-- Start of Record extracts --

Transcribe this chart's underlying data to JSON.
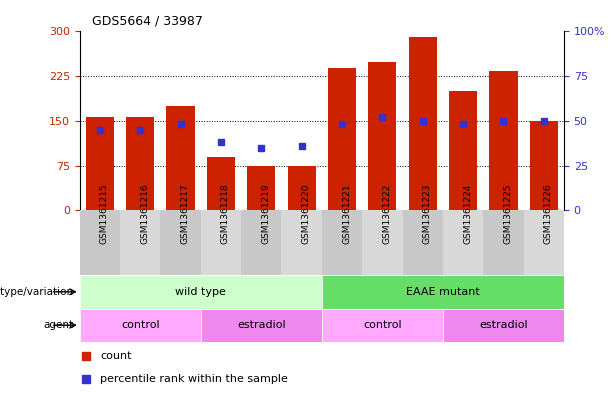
{
  "title": "GDS5664 / 33987",
  "samples": [
    "GSM1361215",
    "GSM1361216",
    "GSM1361217",
    "GSM1361218",
    "GSM1361219",
    "GSM1361220",
    "GSM1361221",
    "GSM1361222",
    "GSM1361223",
    "GSM1361224",
    "GSM1361225",
    "GSM1361226"
  ],
  "counts": [
    157,
    157,
    175,
    90,
    75,
    75,
    238,
    248,
    290,
    200,
    233,
    150
  ],
  "percentile_ranks": [
    45,
    45,
    48,
    38,
    35,
    36,
    48,
    52,
    50,
    48,
    50,
    50
  ],
  "bar_color": "#cc2200",
  "dot_color": "#3333cc",
  "left_axis_color": "#cc2200",
  "right_axis_color": "#3333cc",
  "ylim_left": [
    0,
    300
  ],
  "ylim_right": [
    0,
    100
  ],
  "yticks_left": [
    0,
    75,
    150,
    225,
    300
  ],
  "ytick_labels_left": [
    "0",
    "75",
    "150",
    "225",
    "300"
  ],
  "yticks_right": [
    0,
    25,
    50,
    75,
    100
  ],
  "ytick_labels_right": [
    "0",
    "25",
    "50",
    "75",
    "100%"
  ],
  "grid_lines": [
    75,
    150,
    225
  ],
  "genotype_groups": [
    {
      "label": "wild type",
      "start": 0,
      "end": 6,
      "color": "#ccffcc"
    },
    {
      "label": "EAAE mutant",
      "start": 6,
      "end": 12,
      "color": "#66dd66"
    }
  ],
  "agent_groups": [
    {
      "label": "control",
      "start": 0,
      "end": 3,
      "color": "#ffaaff"
    },
    {
      "label": "estradiol",
      "start": 3,
      "end": 6,
      "color": "#ee88ee"
    },
    {
      "label": "control",
      "start": 6,
      "end": 9,
      "color": "#ffaaff"
    },
    {
      "label": "estradiol",
      "start": 9,
      "end": 12,
      "color": "#ee88ee"
    }
  ],
  "legend_count_color": "#cc2200",
  "legend_dot_color": "#3333cc",
  "row_label_genotype": "genotype/variation",
  "row_label_agent": "agent",
  "xtick_bg_colors": [
    "#cccccc",
    "#dddddd",
    "#cccccc",
    "#dddddd",
    "#cccccc",
    "#dddddd",
    "#cccccc",
    "#dddddd",
    "#cccccc",
    "#dddddd",
    "#cccccc",
    "#dddddd"
  ]
}
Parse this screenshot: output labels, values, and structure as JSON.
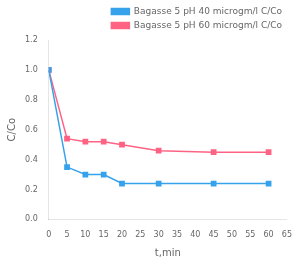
{
  "chart_data": {
    "type": "line",
    "xlabel": "t,min",
    "ylabel": "C/Co",
    "series": [
      {
        "name": "Bagasse 5 pH 40 microgm/l C/Co",
        "x": [
          0,
          5,
          10,
          15,
          20,
          30,
          45,
          60
        ],
        "values": [
          1.0,
          0.35,
          0.3,
          0.3,
          0.24,
          0.24,
          0.24,
          0.24
        ],
        "marker": "square",
        "line_style": "solid"
      },
      {
        "name": "Bagasse 5 pH 60 microgm/l C/Co",
        "x": [
          0,
          5,
          10,
          15,
          20,
          30,
          45,
          60
        ],
        "values": [
          1.0,
          0.54,
          0.52,
          0.52,
          0.5,
          0.46,
          0.45,
          0.45
        ],
        "marker": "square",
        "line_style": "solid"
      }
    ],
    "xlim": [
      0,
      65
    ],
    "xticks": [
      0,
      5,
      10,
      15,
      20,
      25,
      30,
      35,
      40,
      45,
      50,
      55,
      60,
      65
    ],
    "ylim": [
      0,
      1.2
    ],
    "yticks": [
      {
        "value": 0,
        "label": "0.0"
      },
      0.2,
      0.4,
      0.6,
      0.8,
      {
        "value": 1,
        "label": "1.0"
      },
      1.2
    ],
    "grid": false,
    "legend": "upper right"
  }
}
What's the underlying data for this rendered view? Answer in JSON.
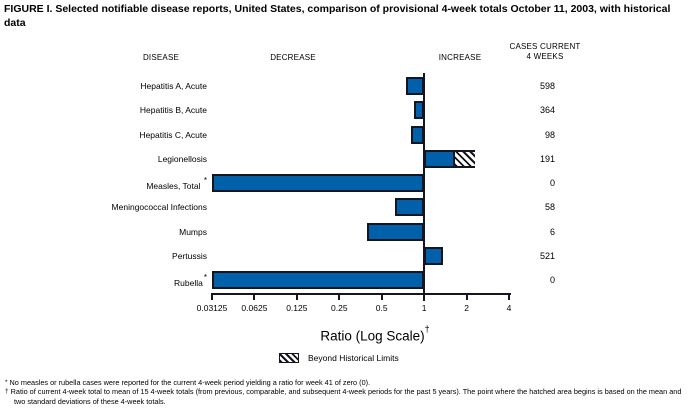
{
  "title": "FIGURE I. Selected notifiable disease reports, United States, comparison of provisional 4-week totals October 11, 2003, with historical data",
  "columns": {
    "disease": "DISEASE",
    "decrease": "DECREASE",
    "increase": "INCREASE",
    "cases_line1": "CASES CURRENT",
    "cases_line2": "4 WEEKS"
  },
  "chart_data": {
    "type": "bar",
    "orientation": "horizontal",
    "scale": "log2",
    "baseline": 1,
    "axis_range": [
      0.03125,
      4
    ],
    "ticks": [
      {
        "label": "0.03125",
        "value": 0.03125
      },
      {
        "label": "0.0625",
        "value": 0.0625
      },
      {
        "label": "0.125",
        "value": 0.125
      },
      {
        "label": "0.25",
        "value": 0.25
      },
      {
        "label": "0.5",
        "value": 0.5
      },
      {
        "label": "1",
        "value": 1
      },
      {
        "label": "2",
        "value": 2
      },
      {
        "label": "4",
        "value": 4
      }
    ],
    "xlabel": "Ratio (Log Scale)",
    "xlabel_marker": "†",
    "legend": [
      {
        "swatch": "hatched",
        "label": "Beyond Historical Limits"
      }
    ],
    "rows": [
      {
        "disease": "Hepatitis A, Acute",
        "ratio": 0.74,
        "cases": "598"
      },
      {
        "disease": "Hepatitis B, Acute",
        "ratio": 0.85,
        "cases": "364"
      },
      {
        "disease": "Hepatitis C, Acute",
        "ratio": 0.81,
        "cases": "98"
      },
      {
        "disease": "Legionellosis",
        "ratio": 2.3,
        "hatch_start": 1.6,
        "cases": "191"
      },
      {
        "disease": "Measles, Total ",
        "marker": "*",
        "ratio": 0,
        "cases": "0"
      },
      {
        "disease": "Meningococcal Infections",
        "ratio": 0.62,
        "cases": "58"
      },
      {
        "disease": "Mumps",
        "ratio": 0.39,
        "cases": "6"
      },
      {
        "disease": "Pertussis",
        "ratio": 1.35,
        "cases": "521"
      },
      {
        "disease": "Rubella",
        "marker": "*",
        "ratio": 0,
        "cases": "0"
      }
    ]
  },
  "colors": {
    "bar_fill": "#0060a9",
    "bar_border": "#15151f",
    "axis": "#15151f",
    "text": "#000000"
  },
  "footnotes": [
    {
      "marker": "*",
      "text": "No measles or rubella cases were reported for the current 4-week period yielding a ratio for week 41 of zero (0)."
    },
    {
      "marker": "†",
      "text": "Ratio of current 4-week total to mean of 15 4-week totals (from previous, comparable, and subsequent 4-week periods for the past 5 years). The point where the hatched area begins is based on the mean and two standard deviations of these 4-week totals."
    }
  ]
}
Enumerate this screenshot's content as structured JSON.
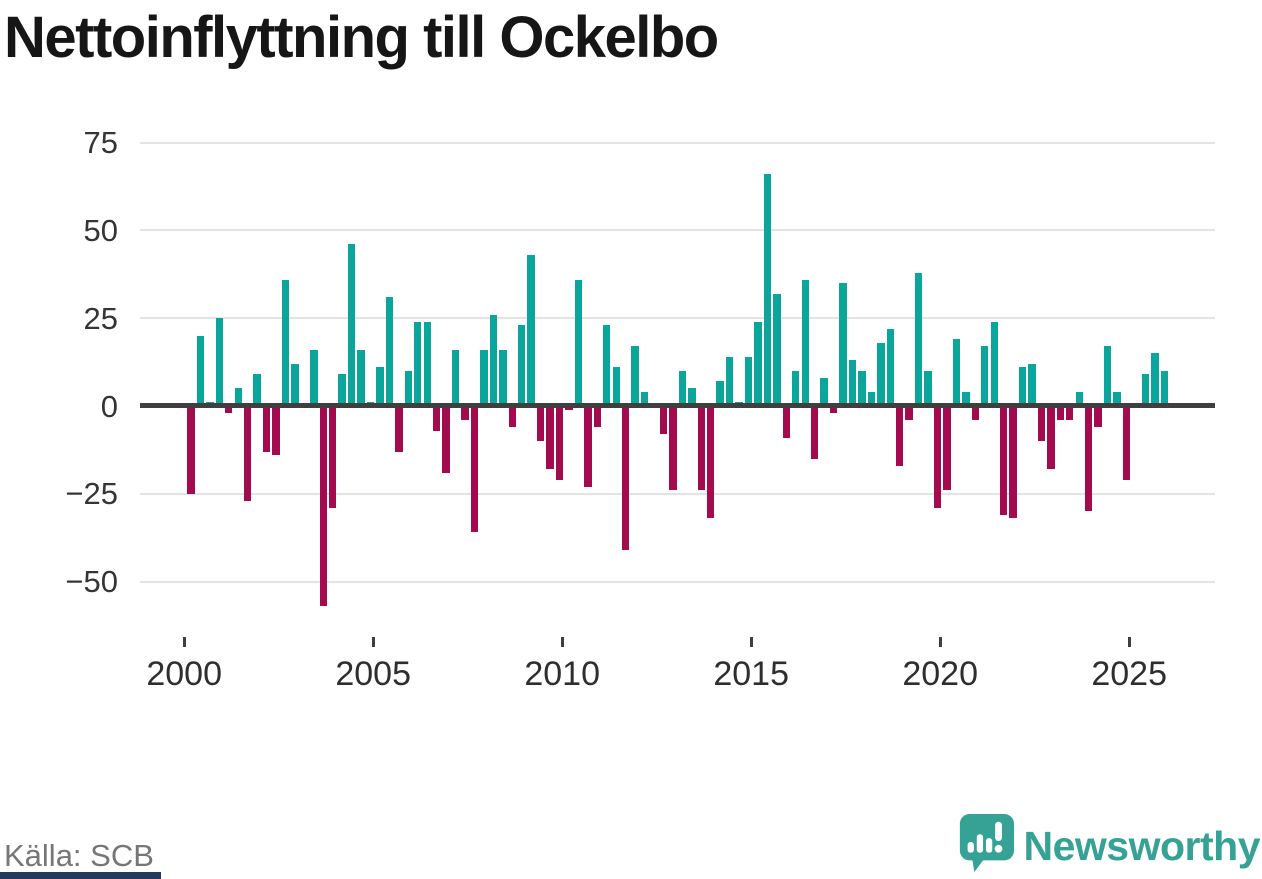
{
  "title": "Nettoinflyttning till Ockelbo",
  "source_label": "Källa: SCB",
  "logo": {
    "brand": "Newsworthy"
  },
  "colors": {
    "positive_bar": "#0aa69b",
    "negative_bar": "#a40a4e",
    "axis_line": "#3f3f3f",
    "gridline": "#e4e4e4",
    "title_text": "#161616",
    "tick_text": "#2e2e2e",
    "source_text": "#767676",
    "brand_teal": "#36a296",
    "bottom_strip_navy": "#24395b"
  },
  "chart_data": {
    "type": "bar",
    "title": "Nettoinflyttning till Ockelbo",
    "xlabel": "",
    "ylabel": "",
    "frequency": "quarterly",
    "start": {
      "year": 2000,
      "quarter": 1
    },
    "values": [
      -25,
      20,
      1,
      25,
      -2,
      5,
      -27,
      9,
      -13,
      -14,
      36,
      12,
      0,
      16,
      -57,
      -29,
      9,
      46,
      16,
      1,
      11,
      31,
      -13,
      10,
      24,
      24,
      -7,
      -19,
      16,
      -4,
      -36,
      16,
      26,
      16,
      -6,
      23,
      43,
      -10,
      -18,
      -21,
      -1,
      36,
      -23,
      -6,
      23,
      11,
      -41,
      17,
      4,
      0,
      -8,
      -24,
      10,
      5,
      -24,
      -32,
      7,
      14,
      1,
      14,
      24,
      66,
      32,
      -9,
      10,
      36,
      -15,
      8,
      -2,
      35,
      13,
      10,
      4,
      18,
      22,
      -17,
      -4,
      38,
      10,
      -29,
      -24,
      19,
      4,
      -4,
      17,
      24,
      -31,
      -32,
      11,
      12,
      -10,
      -18,
      -4,
      -4,
      4,
      -30,
      -6,
      17,
      4,
      -21,
      0,
      9,
      15,
      10
    ],
    "y_ticks": [
      {
        "v": 75,
        "label": "75"
      },
      {
        "v": 50,
        "label": "50"
      },
      {
        "v": 25,
        "label": "25"
      },
      {
        "v": 0,
        "label": "0"
      },
      {
        "v": -25,
        "label": "−25"
      },
      {
        "v": -50,
        "label": "−50"
      }
    ],
    "x_ticks": [
      {
        "year": 2000,
        "label": "2000"
      },
      {
        "year": 2005,
        "label": "2005"
      },
      {
        "year": 2010,
        "label": "2010"
      },
      {
        "year": 2015,
        "label": "2015"
      },
      {
        "year": 2020,
        "label": "2020"
      },
      {
        "year": 2025,
        "label": "2025"
      }
    ],
    "ylim": [
      -60,
      77
    ],
    "grid": true,
    "legend": false
  }
}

-- End of Record extracts --

> **Stated goal**
Among the entries above, identify all lines with "name" and copy them.

> **Task solution**
        "name": "Bagasse 5 pH 40 microgm/l C/Co",
        "name": "Bagasse 5 pH 60 microgm/l C/Co",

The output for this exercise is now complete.